Dataset rows about figures

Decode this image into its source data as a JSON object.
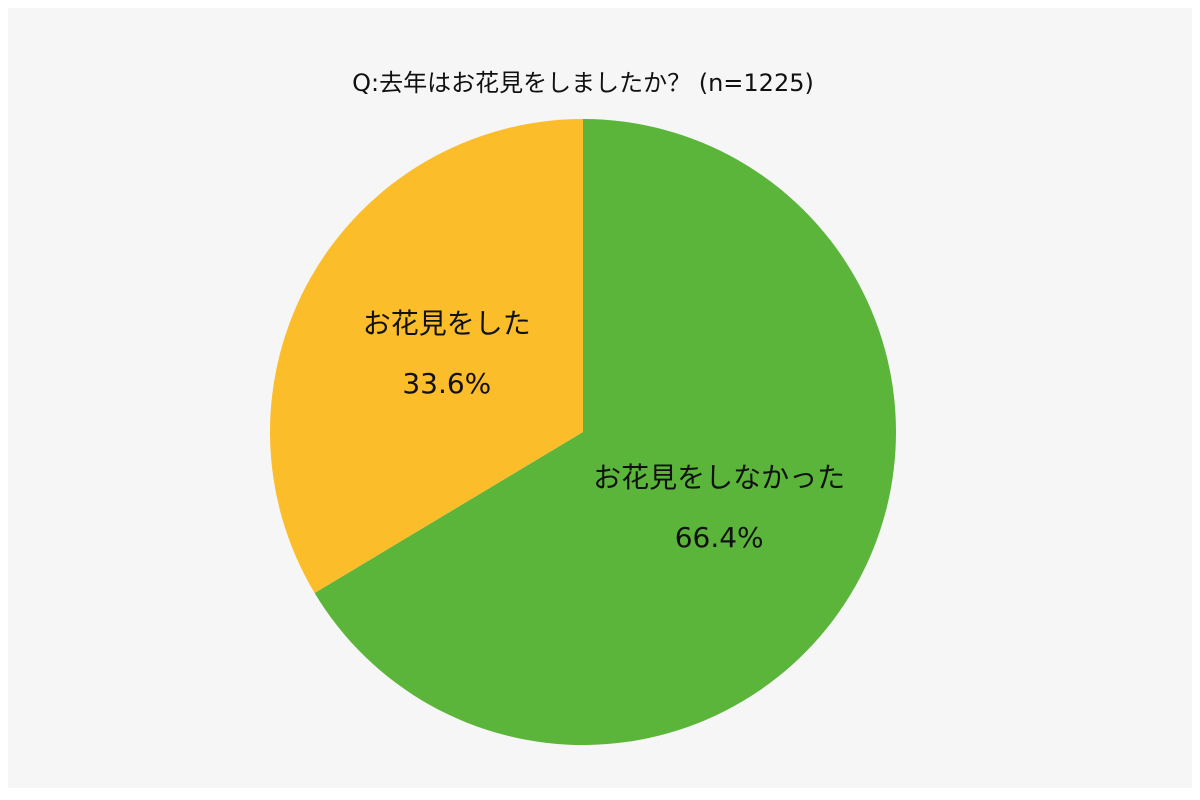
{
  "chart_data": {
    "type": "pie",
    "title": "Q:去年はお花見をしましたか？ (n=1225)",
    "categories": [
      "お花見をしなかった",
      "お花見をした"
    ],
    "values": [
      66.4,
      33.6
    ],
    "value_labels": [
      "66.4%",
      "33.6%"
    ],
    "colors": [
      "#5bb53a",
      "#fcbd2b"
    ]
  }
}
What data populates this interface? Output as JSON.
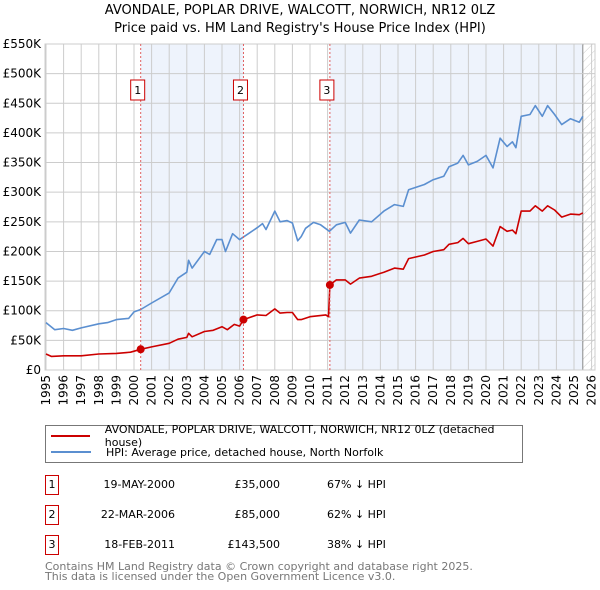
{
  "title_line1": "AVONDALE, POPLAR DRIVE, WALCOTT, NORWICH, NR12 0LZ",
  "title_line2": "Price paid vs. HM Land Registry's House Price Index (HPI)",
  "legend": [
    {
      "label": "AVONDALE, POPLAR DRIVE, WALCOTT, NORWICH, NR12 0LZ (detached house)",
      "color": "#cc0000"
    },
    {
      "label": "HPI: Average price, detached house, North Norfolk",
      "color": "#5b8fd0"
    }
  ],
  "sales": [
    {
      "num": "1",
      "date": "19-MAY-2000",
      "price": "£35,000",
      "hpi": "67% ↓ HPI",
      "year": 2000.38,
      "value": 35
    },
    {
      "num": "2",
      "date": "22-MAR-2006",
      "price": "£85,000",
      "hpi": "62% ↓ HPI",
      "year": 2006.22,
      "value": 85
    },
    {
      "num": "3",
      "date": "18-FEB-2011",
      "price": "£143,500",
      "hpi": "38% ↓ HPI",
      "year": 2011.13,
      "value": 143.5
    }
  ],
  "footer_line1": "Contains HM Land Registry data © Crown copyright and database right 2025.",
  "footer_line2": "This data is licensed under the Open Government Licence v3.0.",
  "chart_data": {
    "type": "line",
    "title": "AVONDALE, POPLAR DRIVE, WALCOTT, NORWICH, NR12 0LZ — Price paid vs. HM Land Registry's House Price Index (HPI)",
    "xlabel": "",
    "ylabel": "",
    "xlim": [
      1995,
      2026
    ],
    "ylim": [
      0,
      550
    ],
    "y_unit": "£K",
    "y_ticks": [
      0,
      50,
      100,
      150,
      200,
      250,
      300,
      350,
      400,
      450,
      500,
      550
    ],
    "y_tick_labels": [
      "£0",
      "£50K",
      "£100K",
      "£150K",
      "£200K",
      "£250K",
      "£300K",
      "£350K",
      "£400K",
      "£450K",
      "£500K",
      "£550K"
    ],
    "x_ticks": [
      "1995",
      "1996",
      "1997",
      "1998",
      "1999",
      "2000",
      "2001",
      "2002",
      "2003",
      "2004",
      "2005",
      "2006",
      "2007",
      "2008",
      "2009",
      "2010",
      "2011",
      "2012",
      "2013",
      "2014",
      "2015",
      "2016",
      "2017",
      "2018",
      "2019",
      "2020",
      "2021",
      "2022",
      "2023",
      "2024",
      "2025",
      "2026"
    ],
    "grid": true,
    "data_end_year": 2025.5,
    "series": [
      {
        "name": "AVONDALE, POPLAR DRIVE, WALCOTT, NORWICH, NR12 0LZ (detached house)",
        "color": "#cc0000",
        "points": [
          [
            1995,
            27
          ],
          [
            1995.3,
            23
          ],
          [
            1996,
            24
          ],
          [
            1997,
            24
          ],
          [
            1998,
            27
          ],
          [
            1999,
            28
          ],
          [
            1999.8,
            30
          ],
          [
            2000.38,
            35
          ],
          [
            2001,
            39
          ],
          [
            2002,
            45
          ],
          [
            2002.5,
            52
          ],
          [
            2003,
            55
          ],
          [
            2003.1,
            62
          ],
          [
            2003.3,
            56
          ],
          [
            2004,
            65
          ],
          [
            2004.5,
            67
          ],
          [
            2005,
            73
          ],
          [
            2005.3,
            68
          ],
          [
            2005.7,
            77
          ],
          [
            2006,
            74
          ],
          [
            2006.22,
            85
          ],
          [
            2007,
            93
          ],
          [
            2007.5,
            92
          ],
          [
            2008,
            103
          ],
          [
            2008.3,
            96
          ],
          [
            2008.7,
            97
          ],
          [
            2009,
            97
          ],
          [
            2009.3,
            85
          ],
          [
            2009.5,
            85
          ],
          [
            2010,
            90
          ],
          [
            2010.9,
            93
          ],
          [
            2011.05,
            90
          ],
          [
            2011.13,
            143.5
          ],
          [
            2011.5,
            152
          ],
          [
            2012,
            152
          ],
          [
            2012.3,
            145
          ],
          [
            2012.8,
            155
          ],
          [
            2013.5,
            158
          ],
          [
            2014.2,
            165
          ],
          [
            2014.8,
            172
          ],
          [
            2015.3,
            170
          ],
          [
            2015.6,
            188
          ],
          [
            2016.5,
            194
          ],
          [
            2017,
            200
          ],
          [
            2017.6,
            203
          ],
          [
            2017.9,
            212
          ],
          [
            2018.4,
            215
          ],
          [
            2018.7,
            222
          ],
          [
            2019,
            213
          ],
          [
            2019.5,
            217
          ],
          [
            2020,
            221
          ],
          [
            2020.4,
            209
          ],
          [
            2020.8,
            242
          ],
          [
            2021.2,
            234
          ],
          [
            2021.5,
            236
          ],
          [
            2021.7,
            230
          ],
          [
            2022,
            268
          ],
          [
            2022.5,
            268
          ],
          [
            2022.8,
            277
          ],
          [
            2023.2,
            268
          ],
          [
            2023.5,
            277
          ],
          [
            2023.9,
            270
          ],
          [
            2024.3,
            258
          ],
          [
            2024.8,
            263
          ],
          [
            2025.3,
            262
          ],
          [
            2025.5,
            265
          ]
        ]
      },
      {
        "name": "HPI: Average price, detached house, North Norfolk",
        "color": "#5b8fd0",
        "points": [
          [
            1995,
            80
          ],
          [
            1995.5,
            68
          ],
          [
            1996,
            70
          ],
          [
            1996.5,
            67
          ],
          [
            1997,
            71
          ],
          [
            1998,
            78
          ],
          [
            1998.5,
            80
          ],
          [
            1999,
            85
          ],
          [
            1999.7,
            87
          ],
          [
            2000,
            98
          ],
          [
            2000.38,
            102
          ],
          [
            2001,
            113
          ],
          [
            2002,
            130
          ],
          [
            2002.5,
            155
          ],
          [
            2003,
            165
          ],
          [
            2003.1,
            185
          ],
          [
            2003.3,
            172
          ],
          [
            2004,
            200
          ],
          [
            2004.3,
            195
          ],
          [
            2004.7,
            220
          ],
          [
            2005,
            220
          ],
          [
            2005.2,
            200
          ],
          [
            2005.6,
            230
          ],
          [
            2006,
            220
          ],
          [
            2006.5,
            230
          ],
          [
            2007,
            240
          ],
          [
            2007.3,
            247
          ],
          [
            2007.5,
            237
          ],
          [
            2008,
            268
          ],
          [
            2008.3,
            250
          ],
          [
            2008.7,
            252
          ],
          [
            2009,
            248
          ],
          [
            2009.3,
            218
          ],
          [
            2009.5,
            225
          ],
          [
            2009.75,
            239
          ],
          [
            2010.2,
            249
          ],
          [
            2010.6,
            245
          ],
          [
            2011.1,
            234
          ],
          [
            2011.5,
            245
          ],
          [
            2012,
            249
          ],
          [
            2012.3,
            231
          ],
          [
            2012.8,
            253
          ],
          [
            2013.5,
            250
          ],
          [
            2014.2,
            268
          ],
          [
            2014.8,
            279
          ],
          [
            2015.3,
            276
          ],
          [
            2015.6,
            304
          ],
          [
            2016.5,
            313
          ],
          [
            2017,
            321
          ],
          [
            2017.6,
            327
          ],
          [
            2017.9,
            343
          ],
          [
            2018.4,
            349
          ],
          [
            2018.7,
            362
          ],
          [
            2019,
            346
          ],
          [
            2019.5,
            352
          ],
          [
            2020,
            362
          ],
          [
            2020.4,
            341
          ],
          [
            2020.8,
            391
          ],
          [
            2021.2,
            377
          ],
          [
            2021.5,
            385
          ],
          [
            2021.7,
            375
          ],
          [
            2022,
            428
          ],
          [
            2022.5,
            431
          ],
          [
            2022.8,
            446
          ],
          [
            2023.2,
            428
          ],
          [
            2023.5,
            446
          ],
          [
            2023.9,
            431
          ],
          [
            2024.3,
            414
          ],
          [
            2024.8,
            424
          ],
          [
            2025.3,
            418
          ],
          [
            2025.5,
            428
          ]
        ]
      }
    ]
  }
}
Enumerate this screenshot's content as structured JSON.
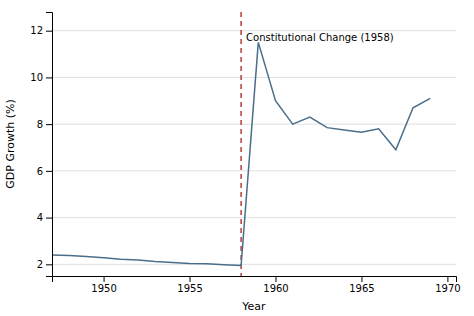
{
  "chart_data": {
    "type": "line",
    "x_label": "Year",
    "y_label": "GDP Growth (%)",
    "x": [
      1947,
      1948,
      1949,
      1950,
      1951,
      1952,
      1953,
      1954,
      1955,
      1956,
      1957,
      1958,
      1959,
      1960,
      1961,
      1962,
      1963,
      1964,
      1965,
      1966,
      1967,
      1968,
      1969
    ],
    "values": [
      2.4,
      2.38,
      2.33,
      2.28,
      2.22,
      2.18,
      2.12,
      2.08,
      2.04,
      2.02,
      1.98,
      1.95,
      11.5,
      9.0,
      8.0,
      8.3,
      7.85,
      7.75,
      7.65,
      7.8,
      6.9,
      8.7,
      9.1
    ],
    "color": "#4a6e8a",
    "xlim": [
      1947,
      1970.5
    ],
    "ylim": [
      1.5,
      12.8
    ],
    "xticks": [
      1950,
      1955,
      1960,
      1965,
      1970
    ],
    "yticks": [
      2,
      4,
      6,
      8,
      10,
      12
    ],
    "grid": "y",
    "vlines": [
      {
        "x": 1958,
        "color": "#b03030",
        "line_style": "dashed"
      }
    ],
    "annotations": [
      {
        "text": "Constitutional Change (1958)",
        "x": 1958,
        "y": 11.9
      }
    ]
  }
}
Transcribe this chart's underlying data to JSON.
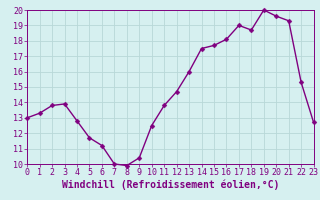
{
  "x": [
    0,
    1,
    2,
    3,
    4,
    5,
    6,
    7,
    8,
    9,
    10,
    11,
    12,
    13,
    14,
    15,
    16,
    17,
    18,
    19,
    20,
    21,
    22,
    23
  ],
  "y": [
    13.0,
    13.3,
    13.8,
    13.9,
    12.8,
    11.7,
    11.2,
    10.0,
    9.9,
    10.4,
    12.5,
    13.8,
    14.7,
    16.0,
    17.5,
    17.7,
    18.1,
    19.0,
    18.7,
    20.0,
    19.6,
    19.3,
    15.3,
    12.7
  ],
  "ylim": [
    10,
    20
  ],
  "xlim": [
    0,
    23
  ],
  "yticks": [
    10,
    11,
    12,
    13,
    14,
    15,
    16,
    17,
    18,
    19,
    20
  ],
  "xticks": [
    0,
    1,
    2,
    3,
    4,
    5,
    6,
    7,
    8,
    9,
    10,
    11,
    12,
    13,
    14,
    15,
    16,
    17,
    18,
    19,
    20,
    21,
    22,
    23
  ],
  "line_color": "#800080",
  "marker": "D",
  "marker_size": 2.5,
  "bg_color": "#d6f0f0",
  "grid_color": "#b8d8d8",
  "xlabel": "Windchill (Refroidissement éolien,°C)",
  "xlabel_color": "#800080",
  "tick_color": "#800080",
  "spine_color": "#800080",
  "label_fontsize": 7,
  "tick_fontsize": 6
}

Stated problem »
Beginning with the line that contains "Transcribe this chart's", repeat every remaining line of the data exactly, the last line included, and omit pictures.

Response for this exercise »
Transcribe this chart's underlying data to JSON.
{
  "x": [
    0,
    1,
    2,
    3,
    4,
    5,
    6,
    7,
    8,
    9,
    10,
    11,
    12,
    13,
    14,
    15,
    16,
    17,
    18,
    19,
    20,
    21,
    22,
    23
  ],
  "y": [
    13.0,
    13.3,
    13.8,
    13.9,
    12.8,
    11.7,
    11.2,
    10.0,
    9.9,
    10.4,
    12.5,
    13.8,
    14.7,
    16.0,
    17.5,
    17.7,
    18.1,
    19.0,
    18.7,
    20.0,
    19.6,
    19.3,
    15.3,
    12.7
  ],
  "ylim": [
    10,
    20
  ],
  "xlim": [
    0,
    23
  ],
  "yticks": [
    10,
    11,
    12,
    13,
    14,
    15,
    16,
    17,
    18,
    19,
    20
  ],
  "xticks": [
    0,
    1,
    2,
    3,
    4,
    5,
    6,
    7,
    8,
    9,
    10,
    11,
    12,
    13,
    14,
    15,
    16,
    17,
    18,
    19,
    20,
    21,
    22,
    23
  ],
  "line_color": "#800080",
  "marker": "D",
  "marker_size": 2.5,
  "bg_color": "#d6f0f0",
  "grid_color": "#b8d8d8",
  "xlabel": "Windchill (Refroidissement éolien,°C)",
  "xlabel_color": "#800080",
  "tick_color": "#800080",
  "spine_color": "#800080",
  "label_fontsize": 7,
  "tick_fontsize": 6
}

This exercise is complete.